The task: Retype the material word for word.

--- begin ---

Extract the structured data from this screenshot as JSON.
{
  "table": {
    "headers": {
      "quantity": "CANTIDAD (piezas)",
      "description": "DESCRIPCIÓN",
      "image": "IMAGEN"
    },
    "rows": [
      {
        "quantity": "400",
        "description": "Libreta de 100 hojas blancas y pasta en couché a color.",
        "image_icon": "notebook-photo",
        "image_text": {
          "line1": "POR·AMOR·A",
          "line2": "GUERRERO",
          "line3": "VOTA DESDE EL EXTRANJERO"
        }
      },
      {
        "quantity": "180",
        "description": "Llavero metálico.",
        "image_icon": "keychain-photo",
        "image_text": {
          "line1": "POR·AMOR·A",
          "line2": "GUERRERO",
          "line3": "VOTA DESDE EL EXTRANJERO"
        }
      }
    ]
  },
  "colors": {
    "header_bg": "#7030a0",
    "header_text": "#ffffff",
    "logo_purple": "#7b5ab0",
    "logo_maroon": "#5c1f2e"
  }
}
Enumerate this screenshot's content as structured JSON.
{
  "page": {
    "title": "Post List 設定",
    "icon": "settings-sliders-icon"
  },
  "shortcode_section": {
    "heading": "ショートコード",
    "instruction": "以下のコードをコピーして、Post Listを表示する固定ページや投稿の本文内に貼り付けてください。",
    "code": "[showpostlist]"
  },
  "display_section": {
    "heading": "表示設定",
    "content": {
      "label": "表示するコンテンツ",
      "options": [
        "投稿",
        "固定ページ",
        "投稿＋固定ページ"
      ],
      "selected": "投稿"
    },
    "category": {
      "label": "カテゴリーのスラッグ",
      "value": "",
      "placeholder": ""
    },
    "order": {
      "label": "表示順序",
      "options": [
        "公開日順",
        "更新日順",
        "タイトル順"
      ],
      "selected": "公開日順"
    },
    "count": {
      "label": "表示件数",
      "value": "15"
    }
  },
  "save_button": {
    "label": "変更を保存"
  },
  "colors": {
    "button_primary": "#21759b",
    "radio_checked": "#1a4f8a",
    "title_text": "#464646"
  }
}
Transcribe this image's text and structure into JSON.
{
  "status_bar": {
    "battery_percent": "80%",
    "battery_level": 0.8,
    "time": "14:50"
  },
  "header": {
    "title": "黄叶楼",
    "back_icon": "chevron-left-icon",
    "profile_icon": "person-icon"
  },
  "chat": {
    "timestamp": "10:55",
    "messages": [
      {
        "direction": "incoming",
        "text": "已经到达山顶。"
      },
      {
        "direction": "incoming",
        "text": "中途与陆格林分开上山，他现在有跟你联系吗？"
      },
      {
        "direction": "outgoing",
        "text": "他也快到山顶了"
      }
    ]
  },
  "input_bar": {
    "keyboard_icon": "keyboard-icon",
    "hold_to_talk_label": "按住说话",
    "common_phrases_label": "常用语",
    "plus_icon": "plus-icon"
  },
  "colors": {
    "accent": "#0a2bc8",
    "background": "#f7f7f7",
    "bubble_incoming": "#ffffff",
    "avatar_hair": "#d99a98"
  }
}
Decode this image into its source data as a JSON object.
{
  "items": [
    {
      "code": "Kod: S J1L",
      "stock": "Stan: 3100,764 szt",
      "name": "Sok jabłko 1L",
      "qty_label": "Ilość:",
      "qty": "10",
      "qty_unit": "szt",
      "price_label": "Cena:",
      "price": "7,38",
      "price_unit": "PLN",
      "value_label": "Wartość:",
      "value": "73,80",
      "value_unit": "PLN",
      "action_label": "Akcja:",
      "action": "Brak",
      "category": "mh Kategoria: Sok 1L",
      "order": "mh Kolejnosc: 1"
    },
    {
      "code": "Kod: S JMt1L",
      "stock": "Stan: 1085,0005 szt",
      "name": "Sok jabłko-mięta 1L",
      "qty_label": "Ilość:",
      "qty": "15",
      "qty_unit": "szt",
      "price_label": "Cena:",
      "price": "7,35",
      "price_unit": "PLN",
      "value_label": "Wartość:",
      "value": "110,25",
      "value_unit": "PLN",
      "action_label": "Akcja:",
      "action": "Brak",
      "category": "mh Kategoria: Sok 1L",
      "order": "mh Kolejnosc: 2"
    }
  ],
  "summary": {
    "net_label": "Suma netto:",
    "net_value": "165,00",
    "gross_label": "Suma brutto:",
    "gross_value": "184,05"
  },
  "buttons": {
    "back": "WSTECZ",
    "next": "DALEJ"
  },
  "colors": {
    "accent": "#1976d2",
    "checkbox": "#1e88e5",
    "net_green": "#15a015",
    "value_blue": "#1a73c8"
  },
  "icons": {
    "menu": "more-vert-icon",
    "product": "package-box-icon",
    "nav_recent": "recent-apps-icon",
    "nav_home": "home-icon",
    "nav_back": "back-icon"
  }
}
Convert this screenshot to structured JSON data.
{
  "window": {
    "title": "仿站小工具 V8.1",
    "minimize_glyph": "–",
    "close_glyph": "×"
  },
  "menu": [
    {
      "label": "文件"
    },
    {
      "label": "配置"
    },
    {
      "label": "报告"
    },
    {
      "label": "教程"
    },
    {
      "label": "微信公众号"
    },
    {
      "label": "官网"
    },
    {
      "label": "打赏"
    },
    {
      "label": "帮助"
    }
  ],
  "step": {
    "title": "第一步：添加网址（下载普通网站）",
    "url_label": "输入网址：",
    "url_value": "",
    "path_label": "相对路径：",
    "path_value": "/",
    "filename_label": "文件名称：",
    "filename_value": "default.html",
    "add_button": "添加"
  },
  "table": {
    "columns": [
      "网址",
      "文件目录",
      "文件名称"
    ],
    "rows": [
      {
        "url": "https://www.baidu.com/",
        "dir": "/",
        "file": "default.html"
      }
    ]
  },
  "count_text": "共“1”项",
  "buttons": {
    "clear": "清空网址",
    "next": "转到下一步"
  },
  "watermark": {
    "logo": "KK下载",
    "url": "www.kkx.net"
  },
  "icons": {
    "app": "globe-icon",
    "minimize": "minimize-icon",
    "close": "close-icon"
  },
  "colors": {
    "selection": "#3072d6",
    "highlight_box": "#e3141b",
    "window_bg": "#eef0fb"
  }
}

--- end ---

Solution to the problem:
Extract the structured data from this screenshot as JSON.
{
  "table": {
    "headers": {
      "quantity": "CANTIDAD (piezas)",
      "description": "DESCRIPCIÓN",
      "image": "IMAGEN"
    },
    "rows": [
      {
        "quantity": "400",
        "description": "Libreta de 100 hojas blancas y pasta en couché a color.",
        "image_icon": "notebook-photo",
        "image_text": {
          "line1": "POR·AMOR·A",
          "line2": "GUERRERO",
          "line3": "VOTA DESDE EL EXTRANJERO"
        }
      },
      {
        "quantity": "180",
        "description": "Llavero metálico.",
        "image_icon": "keychain-photo",
        "image_text": {
          "line1": "POR·AMOR·A",
          "line2": "GUERRERO",
          "line3": "VOTA DESDE EL EXTRANJERO"
        }
      }
    ]
  },
  "colors": {
    "header_bg": "#7030a0",
    "header_text": "#ffffff",
    "logo_purple": "#7b5ab0",
    "logo_maroon": "#5c1f2e"
  }
}
Enumerate this screenshot's content as structured JSON.
{
  "page": {
    "title": "Post List 設定",
    "icon": "settings-sliders-icon"
  },
  "shortcode_section": {
    "heading": "ショートコード",
    "instruction": "以下のコードをコピーして、Post Listを表示する固定ページや投稿の本文内に貼り付けてください。",
    "code": "[showpostlist]"
  },
  "display_section": {
    "heading": "表示設定",
    "content": {
      "label": "表示するコンテンツ",
      "options": [
        "投稿",
        "固定ページ",
        "投稿＋固定ページ"
      ],
      "selected": "投稿"
    },
    "category": {
      "label": "カテゴリーのスラッグ",
      "value": "",
      "placeholder": ""
    },
    "order": {
      "label": "表示順序",
      "options": [
        "公開日順",
        "更新日順",
        "タイトル順"
      ],
      "selected": "公開日順"
    },
    "count": {
      "label": "表示件数",
      "value": "15"
    }
  },
  "save_button": {
    "label": "変更を保存"
  },
  "colors": {
    "button_primary": "#21759b",
    "radio_checked": "#1a4f8a",
    "title_text": "#464646"
  }
}
Transcribe this image's text and structure into JSON.
{
  "status_bar": {
    "battery_percent": "80%",
    "battery_level": 0.8,
    "time": "14:50"
  },
  "header": {
    "title": "黄叶楼",
    "back_icon": "chevron-left-icon",
    "profile_icon": "person-icon"
  },
  "chat": {
    "timestamp": "10:55",
    "messages": [
      {
        "direction": "incoming",
        "text": "已经到达山顶。"
      },
      {
        "direction": "incoming",
        "text": "中途与陆格林分开上山，他现在有跟你联系吗？"
      },
      {
        "direction": "outgoing",
        "text": "他也快到山顶了"
      }
    ]
  },
  "input_bar": {
    "keyboard_icon": "keyboard-icon",
    "hold_to_talk_label": "按住说话",
    "common_phrases_label": "常用语",
    "plus_icon": "plus-icon"
  },
  "colors": {
    "accent": "#0a2bc8",
    "background": "#f7f7f7",
    "bubble_incoming": "#ffffff",
    "avatar_hair": "#d99a98"
  }
}
Decode this image into its source data as a JSON object.
{
  "items": [
    {
      "code": "Kod: S J1L",
      "stock": "Stan: 3100,764 szt",
      "name": "Sok jabłko 1L",
      "qty_label": "Ilość:",
      "qty": "10",
      "qty_unit": "szt",
      "price_label": "Cena:",
      "price": "7,38",
      "price_unit": "PLN",
      "value_label": "Wartość:",
      "value": "73,80",
      "value_unit": "PLN",
      "action_label": "Akcja:",
      "action": "Brak",
      "category": "mh Kategoria: Sok 1L",
      "order": "mh Kolejnosc: 1"
    },
    {
      "code": "Kod: S JMt1L",
      "stock": "Stan: 1085,0005 szt",
      "name": "Sok jabłko-mięta 1L",
      "qty_label": "Ilość:",
      "qty": "15",
      "qty_unit": "szt",
      "price_label": "Cena:",
      "price": "7,35",
      "price_unit": "PLN",
      "value_label": "Wartość:",
      "value": "110,25",
      "value_unit": "PLN",
      "action_label": "Akcja:",
      "action": "Brak",
      "category": "mh Kategoria: Sok 1L",
      "order": "mh Kolejnosc: 2"
    }
  ],
  "summary": {
    "net_label": "Suma netto:",
    "net_value": "165,00",
    "gross_label": "Suma brutto:",
    "gross_value": "184,05"
  },
  "buttons": {
    "back": "WSTECZ",
    "next": "DALEJ"
  },
  "colors": {
    "accent": "#1976d2",
    "checkbox": "#1e88e5",
    "net_green": "#15a015",
    "value_blue": "#1a73c8"
  },
  "icons": {
    "menu": "more-vert-icon",
    "product": "package-box-icon",
    "nav_recent": "recent-apps-icon",
    "nav_home": "home-icon",
    "nav_back": "back-icon"
  }
}
Convert this screenshot to structured JSON data.
{
  "window": {
    "title": "仿站小工具 V8.1",
    "minimize_glyph": "–",
    "close_glyph": "×"
  },
  "menu": [
    {
      "label": "文件"
    },
    {
      "label": "配置"
    },
    {
      "label": "报告"
    },
    {
      "label": "教程"
    },
    {
      "label": "微信公众号"
    },
    {
      "label": "官网"
    },
    {
      "label": "打赏"
    },
    {
      "label": "帮助"
    }
  ],
  "step": {
    "title": "第一步：添加网址（下载普通网站）",
    "url_label": "输入网址：",
    "url_value": "",
    "path_label": "相对路径：",
    "path_value": "/",
    "filename_label": "文件名称：",
    "filename_value": "default.html",
    "add_button": "添加"
  },
  "table": {
    "columns": [
      "网址",
      "文件目录",
      "文件名称"
    ],
    "rows": [
      {
        "url": "https://www.baidu.com/",
        "dir": "/",
        "file": "default.html"
      }
    ]
  },
  "count_text": "共“1”项",
  "buttons": {
    "clear": "清空网址",
    "next": "转到下一步"
  },
  "watermark": {
    "logo": "KK下载",
    "url": "www.kkx.net"
  },
  "icons": {
    "app": "globe-icon",
    "minimize": "minimize-icon",
    "close": "close-icon"
  },
  "colors": {
    "selection": "#3072d6",
    "highlight_box": "#e3141b",
    "window_bg": "#eef0fb"
  }
}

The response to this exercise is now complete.